▶ [Objective]:
Please pull out every line of the records that contains the word "phone", and treat case as significant when matching.
***** Data extract
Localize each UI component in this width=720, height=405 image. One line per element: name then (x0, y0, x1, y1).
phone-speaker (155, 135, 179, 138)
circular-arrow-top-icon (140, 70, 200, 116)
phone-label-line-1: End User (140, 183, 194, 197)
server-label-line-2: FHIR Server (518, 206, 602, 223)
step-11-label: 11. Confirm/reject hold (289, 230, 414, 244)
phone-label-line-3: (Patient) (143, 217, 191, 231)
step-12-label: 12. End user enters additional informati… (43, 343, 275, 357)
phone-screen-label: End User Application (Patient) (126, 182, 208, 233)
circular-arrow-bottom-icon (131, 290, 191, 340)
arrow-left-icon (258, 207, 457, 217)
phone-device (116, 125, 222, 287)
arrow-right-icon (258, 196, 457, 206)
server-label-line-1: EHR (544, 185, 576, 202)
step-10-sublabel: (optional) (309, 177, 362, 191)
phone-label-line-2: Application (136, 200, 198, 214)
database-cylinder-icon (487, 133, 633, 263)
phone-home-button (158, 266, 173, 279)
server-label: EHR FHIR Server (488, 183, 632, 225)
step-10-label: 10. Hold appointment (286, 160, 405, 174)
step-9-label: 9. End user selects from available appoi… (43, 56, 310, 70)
**********
▶ [Output]:
phone-speaker (155, 135, 179, 138)
phone-label-line-1: End User (140, 183, 194, 197)
phone-label-line-3: (Patient) (143, 217, 191, 231)
phone-screen-label: End User Application (Patient) (126, 182, 208, 233)
phone-device (116, 125, 222, 287)
phone-label-line-2: Application (136, 200, 198, 214)
phone-home-button (158, 266, 173, 279)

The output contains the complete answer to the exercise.